Ainda jovem, frequentava os salões literários de Paris, convivendo com Maurice Barrès, Stéphane Mallarmé e Paul Valéry – chegou até a conhecer, em 1891, o irlandês Oscar Wilde, que alguns anos depois estaria no centro de um escândalo homossexual na Inglaterra. A iniciação do próprio Gide no “amor que não ousa dizer seu nome” teria se dado em uma viagem pela Tunísia, Argélia e Itália, à época características rotas de turismo gay.
Sua literatura sai do armário com Corydon, ensaio publicado na íntegra em 1924 (embora escrito mais de dez anos antes) no qual Gide adota a concepção grega da pederastia, termo que designava o amor entre um homem mais velho e um jovem – um amor que seria ao mesmo tempo físico e “pedagógico”, com o amante maduro no papel de mestre.
Tendo rejeitado a religião, Gide, como tanto a intelectuais da primeira metade do século XX, viveu seu momento de flerte com o comunismo. Foi, no jargão do período, um “companheiro de viagem” do Partido Comunista. Em 1936, a convite do governo, visitou a União Soviética – e voltou completamente desiludido. O PC francês nunca o perdoria por sua denúncia do stalinismo no livro “Retour de l’URSS” e em outros textos críticos.
Embora não escape completamente ao figurino do típico intelectual francês, sempre loquaz nos detalhes públicos, Gide seria sempre um tanto reticente em relação à política. Distanciava-se de contemporâneos como Jean-Paul Sartre, que em “Que É a Literatura?” fez a defesa teórica do engajamento do escritor. Gide levava a sério sua própria recomendação: “Crê nos que buscam a verdade; duvida dos que a encontraram”.

**Problema proposto a**
Transcreva na íntegra o texto sobre Gide, sem nenhuma alteração.

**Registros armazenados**
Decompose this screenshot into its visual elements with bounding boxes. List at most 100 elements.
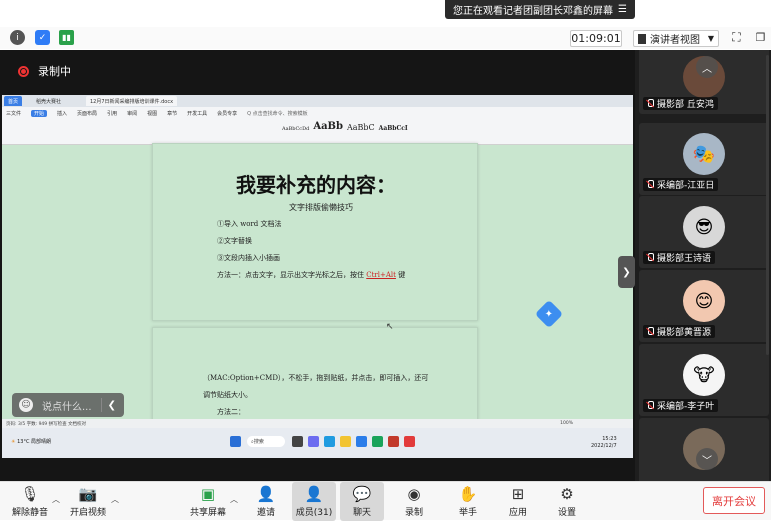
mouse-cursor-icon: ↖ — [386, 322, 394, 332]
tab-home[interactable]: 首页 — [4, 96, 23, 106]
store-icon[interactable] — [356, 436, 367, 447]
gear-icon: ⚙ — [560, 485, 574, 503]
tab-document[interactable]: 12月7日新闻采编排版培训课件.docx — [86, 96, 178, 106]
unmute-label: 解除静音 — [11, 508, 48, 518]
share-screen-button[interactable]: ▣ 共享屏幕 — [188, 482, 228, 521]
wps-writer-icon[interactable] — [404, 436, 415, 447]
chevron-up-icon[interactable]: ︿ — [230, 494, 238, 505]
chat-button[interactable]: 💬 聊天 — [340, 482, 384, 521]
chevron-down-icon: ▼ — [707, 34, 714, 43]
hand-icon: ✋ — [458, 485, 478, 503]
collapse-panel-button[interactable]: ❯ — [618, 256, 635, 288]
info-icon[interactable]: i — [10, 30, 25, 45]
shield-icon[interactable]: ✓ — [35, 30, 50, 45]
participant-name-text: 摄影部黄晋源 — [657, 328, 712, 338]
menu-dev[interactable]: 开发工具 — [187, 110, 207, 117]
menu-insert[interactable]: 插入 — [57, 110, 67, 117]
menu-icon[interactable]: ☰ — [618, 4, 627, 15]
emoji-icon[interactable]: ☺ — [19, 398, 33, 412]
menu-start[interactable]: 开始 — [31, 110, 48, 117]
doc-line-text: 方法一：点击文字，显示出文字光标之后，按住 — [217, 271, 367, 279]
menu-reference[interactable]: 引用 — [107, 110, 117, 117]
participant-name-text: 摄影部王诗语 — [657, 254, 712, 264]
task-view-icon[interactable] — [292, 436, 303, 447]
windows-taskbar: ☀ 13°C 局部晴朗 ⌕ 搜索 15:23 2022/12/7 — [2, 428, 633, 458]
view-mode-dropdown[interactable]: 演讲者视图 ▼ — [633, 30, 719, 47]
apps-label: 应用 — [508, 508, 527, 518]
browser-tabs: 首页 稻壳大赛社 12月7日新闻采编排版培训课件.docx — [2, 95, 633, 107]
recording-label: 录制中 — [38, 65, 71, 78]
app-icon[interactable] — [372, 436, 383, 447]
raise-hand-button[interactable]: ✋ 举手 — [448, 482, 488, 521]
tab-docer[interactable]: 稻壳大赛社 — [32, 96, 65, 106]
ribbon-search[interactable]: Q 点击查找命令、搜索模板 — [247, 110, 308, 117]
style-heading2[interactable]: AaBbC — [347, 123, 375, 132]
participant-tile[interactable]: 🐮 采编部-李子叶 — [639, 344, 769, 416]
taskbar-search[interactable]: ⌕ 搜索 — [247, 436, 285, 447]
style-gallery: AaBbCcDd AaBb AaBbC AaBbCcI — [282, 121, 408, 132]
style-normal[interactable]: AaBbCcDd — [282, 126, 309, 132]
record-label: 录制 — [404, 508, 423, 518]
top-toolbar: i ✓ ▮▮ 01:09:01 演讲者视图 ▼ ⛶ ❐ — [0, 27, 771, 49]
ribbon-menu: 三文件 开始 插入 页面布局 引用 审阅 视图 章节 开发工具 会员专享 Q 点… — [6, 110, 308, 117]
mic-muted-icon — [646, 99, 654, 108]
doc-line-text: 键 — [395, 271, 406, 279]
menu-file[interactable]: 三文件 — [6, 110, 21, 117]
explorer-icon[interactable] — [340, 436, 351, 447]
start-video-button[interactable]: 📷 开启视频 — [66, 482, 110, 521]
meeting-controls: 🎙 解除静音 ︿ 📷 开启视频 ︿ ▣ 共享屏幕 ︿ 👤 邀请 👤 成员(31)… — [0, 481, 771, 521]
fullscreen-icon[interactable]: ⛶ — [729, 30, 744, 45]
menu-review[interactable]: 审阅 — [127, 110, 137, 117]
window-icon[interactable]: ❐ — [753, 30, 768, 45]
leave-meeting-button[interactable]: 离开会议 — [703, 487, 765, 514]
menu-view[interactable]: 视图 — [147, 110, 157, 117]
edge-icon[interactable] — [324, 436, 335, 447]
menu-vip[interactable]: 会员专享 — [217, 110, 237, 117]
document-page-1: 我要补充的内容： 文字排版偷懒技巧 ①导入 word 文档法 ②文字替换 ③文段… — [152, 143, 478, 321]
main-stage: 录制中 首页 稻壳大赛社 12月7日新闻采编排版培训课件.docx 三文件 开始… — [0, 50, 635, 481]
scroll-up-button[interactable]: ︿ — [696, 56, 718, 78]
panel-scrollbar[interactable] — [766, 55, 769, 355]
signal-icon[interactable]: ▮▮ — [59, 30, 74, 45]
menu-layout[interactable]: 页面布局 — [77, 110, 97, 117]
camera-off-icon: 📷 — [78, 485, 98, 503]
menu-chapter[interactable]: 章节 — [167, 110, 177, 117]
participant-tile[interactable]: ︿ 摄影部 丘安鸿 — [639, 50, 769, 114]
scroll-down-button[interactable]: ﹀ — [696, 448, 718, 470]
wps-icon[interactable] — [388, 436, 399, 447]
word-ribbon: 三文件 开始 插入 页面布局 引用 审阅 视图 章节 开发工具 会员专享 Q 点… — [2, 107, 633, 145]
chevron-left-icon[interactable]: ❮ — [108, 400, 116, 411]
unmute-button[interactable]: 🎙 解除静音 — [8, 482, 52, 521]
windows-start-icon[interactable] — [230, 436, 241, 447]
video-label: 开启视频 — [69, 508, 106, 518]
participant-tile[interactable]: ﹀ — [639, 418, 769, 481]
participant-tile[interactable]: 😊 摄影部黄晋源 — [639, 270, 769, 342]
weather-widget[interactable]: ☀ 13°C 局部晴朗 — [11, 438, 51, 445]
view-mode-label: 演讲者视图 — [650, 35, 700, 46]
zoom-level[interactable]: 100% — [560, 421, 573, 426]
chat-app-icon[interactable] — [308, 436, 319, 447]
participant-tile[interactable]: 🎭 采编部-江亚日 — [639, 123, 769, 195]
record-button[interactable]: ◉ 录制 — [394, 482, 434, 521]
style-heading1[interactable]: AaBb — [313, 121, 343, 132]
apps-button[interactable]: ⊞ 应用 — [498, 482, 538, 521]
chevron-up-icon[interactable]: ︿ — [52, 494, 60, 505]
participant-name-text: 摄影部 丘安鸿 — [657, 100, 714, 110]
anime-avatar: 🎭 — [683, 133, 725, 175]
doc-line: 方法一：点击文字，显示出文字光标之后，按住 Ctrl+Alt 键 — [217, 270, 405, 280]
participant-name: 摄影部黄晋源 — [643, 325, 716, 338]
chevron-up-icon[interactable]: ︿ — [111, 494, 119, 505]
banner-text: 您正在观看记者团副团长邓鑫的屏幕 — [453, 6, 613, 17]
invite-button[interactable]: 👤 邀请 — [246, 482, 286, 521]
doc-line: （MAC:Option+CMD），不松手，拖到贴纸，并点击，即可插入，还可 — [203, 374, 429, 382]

**Problema proposto b**
Reescreva somente o trecho das entradas que vai da linha que contém "mouse-cursor-icon: ↖ — [386, 322, 394, 332]" até a linha que contém "menu-start[interactable]: 开始 —", ambas incluídas, substituindo "gear-icon" por "settings-icon" e mantendo todo o resto inalterado.

**Solução a**
Ainda jovem, frequentava os salões literários de Paris, convivendo com Maurice Barrès, Stéphane Mallarmé e Paul Valéry – chegou até a conhecer, em 1891, o irlandês Oscar Wilde, que alguns anos depois estaria no centro de um escândalo homossexual na Inglaterra. A iniciação do próprio Gide no “amor que não ousa dizer seu nome” teria se dado em uma viagem pela Tunísia, Argélia e Itália, à época características rotas de turismo gay.
Sua literatura sai do armário com Corydon, ensaio publicado na íntegra em 1924 (embora escrito mais de dez anos antes) no qual Gide adota a concepção grega da pederastia, termo que designava o amor entre um homem mais velho e um jovem – um amor que seria ao mesmo tempo físico e “pedagógico”, com o amante maduro no papel de mestre.
Tendo rejeitado a religião, Gide, como tanto a intelectuais da primeira metade do século XX, viveu seu momento de flerte com o comunismo. Foi, no jargão do período, um “companheiro de viagem” do Partido Comunista. Em 1936, a convite do governo, visitou a União Soviética – e voltou completamente desiludido. O PC francês nunca o perdoria por sua denúncia do stalinismo no livro “Retour de l’URSS” e em outros textos críticos.
Embora não escape completamente ao figurino do típico intelectual francês, sempre loquaz nos detalhes públicos, Gide seria sempre um tanto reticente em relação à política. Distanciava-se de contemporâneos como Jean-Paul Sartre, que em “Que É a Literatura?” fez a defesa teórica do engajamento do escritor. Gide levava a sério sua própria recomendação: “Crê nos que buscam a verdade; duvida dos que a encontraram”.

**Solução b**
mouse-cursor-icon: ↖ — [386, 322, 394, 332]
tab-home[interactable]: 首页 — [4, 96, 23, 106]
store-icon[interactable] — [356, 436, 367, 447]
settings-icon: ⚙ — [560, 485, 574, 503]
tab-document[interactable]: 12月7日新闻采编排版培训课件.docx — [86, 96, 178, 106]
unmute-label: 解除静音 — [11, 508, 48, 518]
share-screen-button[interactable]: ▣ 共享屏幕 — [188, 482, 228, 521]
wps-writer-icon[interactable] — [404, 436, 415, 447]
chevron-up-icon[interactable]: ︿ — [230, 494, 238, 505]
chat-button[interactable]: 💬 聊天 — [340, 482, 384, 521]
chevron-down-icon: ▼ — [707, 34, 714, 43]
hand-icon: ✋ — [458, 485, 478, 503]
collapse-panel-button[interactable]: ❯ — [618, 256, 635, 288]
info-icon[interactable]: i — [10, 30, 25, 45]
shield-icon[interactable]: ✓ — [35, 30, 50, 45]
participant-name-text: 摄影部黄晋源 — [657, 328, 712, 338]
menu-dev[interactable]: 开发工具 — [187, 110, 207, 117]
menu-insert[interactable]: 插入 — [57, 110, 67, 117]
menu-icon[interactable]: ☰ — [618, 4, 627, 15]
emoji-icon[interactable]: ☺ — [19, 398, 33, 412]
menu-start[interactable]: 开始 — [31, 110, 48, 117]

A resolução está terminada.